Requirement: Return the stretch of the data from the line that contains "x-tick-label: 1995 <box>186 404 217 418</box>" through the line that contains "y-left-tick-label: 400 <box>45", both included, copying each line exactly.

* Begin Raw data *

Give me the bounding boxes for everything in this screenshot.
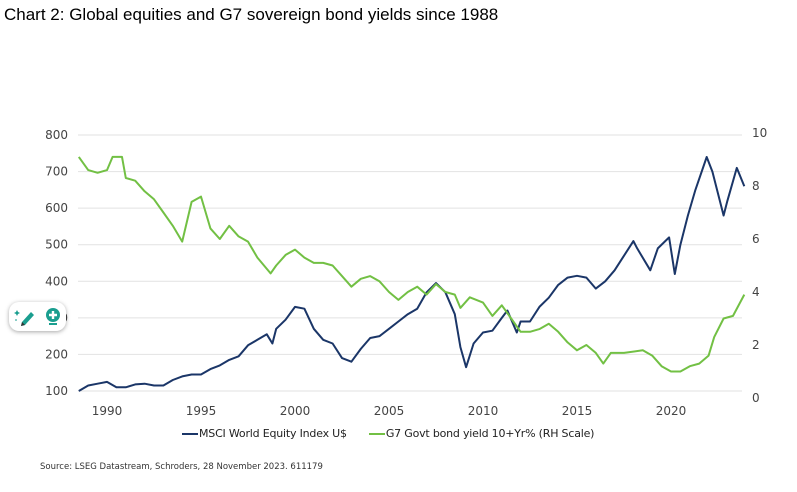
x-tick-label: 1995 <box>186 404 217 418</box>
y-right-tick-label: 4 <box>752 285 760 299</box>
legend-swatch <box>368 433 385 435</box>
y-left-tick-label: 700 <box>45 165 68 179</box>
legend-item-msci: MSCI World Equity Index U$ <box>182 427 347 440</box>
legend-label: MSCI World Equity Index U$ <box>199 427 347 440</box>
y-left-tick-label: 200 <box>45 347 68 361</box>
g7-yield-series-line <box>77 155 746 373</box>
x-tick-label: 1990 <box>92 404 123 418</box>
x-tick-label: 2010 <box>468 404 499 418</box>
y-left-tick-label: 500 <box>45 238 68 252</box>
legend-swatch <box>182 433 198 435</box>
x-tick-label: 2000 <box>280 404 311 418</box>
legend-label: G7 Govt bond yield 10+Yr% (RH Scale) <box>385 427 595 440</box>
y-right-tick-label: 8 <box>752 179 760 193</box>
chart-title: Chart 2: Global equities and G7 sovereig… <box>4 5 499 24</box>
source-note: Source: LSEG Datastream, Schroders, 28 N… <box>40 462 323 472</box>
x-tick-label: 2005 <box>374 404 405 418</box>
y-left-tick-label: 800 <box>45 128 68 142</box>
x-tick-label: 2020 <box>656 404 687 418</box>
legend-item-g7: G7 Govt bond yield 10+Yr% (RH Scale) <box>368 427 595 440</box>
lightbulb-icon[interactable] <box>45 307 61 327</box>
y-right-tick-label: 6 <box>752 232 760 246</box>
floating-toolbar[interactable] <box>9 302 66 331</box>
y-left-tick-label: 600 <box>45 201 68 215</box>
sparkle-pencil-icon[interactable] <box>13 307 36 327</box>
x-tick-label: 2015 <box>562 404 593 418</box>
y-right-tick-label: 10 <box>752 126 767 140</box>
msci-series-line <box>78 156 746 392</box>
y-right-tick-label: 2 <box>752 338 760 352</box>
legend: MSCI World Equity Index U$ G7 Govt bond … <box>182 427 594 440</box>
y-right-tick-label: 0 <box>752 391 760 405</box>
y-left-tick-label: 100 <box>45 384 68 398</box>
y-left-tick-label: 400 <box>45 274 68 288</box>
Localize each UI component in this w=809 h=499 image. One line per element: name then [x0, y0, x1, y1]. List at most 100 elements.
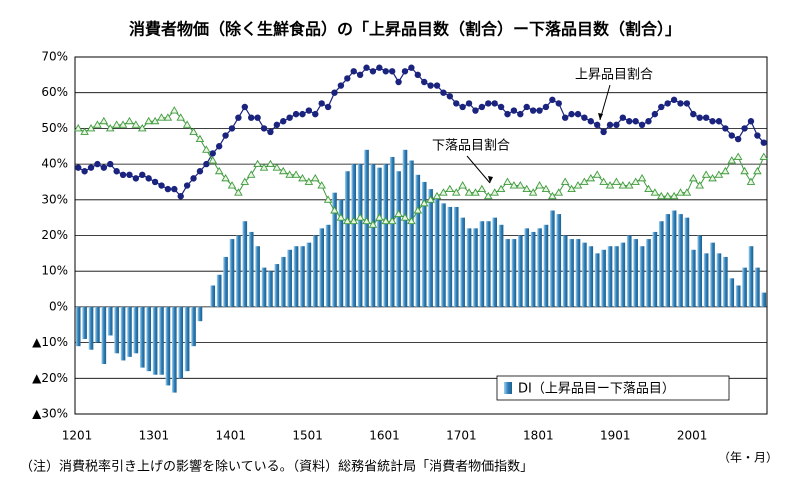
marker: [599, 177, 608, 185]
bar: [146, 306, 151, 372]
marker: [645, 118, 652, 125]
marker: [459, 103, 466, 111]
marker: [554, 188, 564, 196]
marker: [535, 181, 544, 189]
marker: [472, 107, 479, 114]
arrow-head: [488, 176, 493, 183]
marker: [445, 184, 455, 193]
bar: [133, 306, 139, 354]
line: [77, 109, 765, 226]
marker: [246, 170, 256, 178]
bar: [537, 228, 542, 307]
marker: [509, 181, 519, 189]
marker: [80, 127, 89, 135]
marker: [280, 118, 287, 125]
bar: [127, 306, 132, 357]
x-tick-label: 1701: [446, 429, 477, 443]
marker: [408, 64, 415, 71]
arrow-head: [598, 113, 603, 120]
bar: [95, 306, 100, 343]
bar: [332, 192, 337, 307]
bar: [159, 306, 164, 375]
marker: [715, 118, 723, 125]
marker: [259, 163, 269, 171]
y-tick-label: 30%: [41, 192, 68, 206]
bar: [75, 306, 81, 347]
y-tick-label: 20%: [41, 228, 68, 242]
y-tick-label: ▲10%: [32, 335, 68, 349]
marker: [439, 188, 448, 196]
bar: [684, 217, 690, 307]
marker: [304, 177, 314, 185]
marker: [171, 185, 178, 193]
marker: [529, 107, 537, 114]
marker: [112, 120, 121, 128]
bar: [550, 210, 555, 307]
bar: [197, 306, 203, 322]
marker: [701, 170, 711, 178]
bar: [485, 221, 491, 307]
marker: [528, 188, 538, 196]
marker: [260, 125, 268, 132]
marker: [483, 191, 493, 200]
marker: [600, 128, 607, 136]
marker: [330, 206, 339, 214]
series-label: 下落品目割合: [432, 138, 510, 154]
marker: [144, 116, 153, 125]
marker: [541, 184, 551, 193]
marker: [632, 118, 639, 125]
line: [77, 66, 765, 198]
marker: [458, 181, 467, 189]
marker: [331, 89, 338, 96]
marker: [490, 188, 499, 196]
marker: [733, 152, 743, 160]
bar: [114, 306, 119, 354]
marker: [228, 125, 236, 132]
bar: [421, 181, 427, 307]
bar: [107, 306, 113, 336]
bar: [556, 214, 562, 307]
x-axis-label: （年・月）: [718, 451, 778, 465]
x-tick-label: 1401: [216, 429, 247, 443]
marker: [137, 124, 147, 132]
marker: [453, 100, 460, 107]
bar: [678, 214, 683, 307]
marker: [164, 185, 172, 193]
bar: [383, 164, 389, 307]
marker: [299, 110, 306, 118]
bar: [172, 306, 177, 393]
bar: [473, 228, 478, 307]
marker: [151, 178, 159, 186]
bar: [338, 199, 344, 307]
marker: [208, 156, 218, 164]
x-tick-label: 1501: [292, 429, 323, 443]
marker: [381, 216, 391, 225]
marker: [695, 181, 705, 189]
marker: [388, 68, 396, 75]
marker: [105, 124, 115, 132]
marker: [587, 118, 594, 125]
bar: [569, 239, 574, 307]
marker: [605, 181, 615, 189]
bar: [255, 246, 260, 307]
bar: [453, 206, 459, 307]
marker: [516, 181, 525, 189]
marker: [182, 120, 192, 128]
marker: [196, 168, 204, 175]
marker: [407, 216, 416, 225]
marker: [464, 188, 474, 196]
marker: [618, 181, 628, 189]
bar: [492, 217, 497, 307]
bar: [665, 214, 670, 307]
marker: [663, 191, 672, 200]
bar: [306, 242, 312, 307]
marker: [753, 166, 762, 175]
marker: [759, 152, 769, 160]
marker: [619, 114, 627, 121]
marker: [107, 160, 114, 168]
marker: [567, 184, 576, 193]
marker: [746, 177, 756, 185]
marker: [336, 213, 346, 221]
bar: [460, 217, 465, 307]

* End Raw data *

Output for this exercise:
x-tick-label: 1995 <box>186 404 217 418</box>
y-right-tick-label: 4 <box>752 285 760 299</box>
legend-swatch <box>368 433 385 435</box>
y-left-tick-label: 700 <box>45 165 68 179</box>
legend-item-msci: MSCI World Equity Index U$ <box>182 427 347 440</box>
legend-label: MSCI World Equity Index U$ <box>199 427 347 440</box>
y-left-tick-label: 200 <box>45 347 68 361</box>
g7-yield-series-line <box>77 155 746 373</box>
x-tick-label: 1990 <box>92 404 123 418</box>
x-tick-label: 2010 <box>468 404 499 418</box>
y-left-tick-label: 500 <box>45 238 68 252</box>
legend-swatch <box>182 433 198 435</box>
x-tick-label: 2000 <box>280 404 311 418</box>
legend-label: G7 Govt bond yield 10+Yr% (RH Scale) <box>385 427 595 440</box>
y-right-tick-label: 8 <box>752 179 760 193</box>
chart-title: Chart 2: Global equities and G7 sovereig… <box>4 5 499 24</box>
source-note: Source: LSEG Datastream, Schroders, 28 N… <box>40 462 323 472</box>
x-tick-label: 2005 <box>374 404 405 418</box>
y-left-tick-label: 800 <box>45 128 68 142</box>
x-tick-label: 2020 <box>656 404 687 418</box>
legend-item-g7: G7 Govt bond yield 10+Yr% (RH Scale) <box>368 427 595 440</box>
lightbulb-icon[interactable] <box>45 307 61 327</box>
y-right-tick-label: 6 <box>752 232 760 246</box>
floating-toolbar[interactable] <box>9 302 66 331</box>
y-left-tick-label: 600 <box>45 201 68 215</box>
sparkle-pencil-icon[interactable] <box>13 307 36 327</box>
x-tick-label: 2015 <box>562 404 593 418</box>
y-right-tick-label: 10 <box>752 126 767 140</box>
msci-series-line <box>78 156 746 392</box>
y-right-tick-label: 2 <box>752 338 760 352</box>
legend: MSCI World Equity Index U$ G7 Govt bond … <box>182 427 594 440</box>
y-right-tick-label: 0 <box>752 391 760 405</box>
y-left-tick-label: 100 <box>45 384 68 398</box>
y-left-tick-label: 400 <box>45 274 68 288</box>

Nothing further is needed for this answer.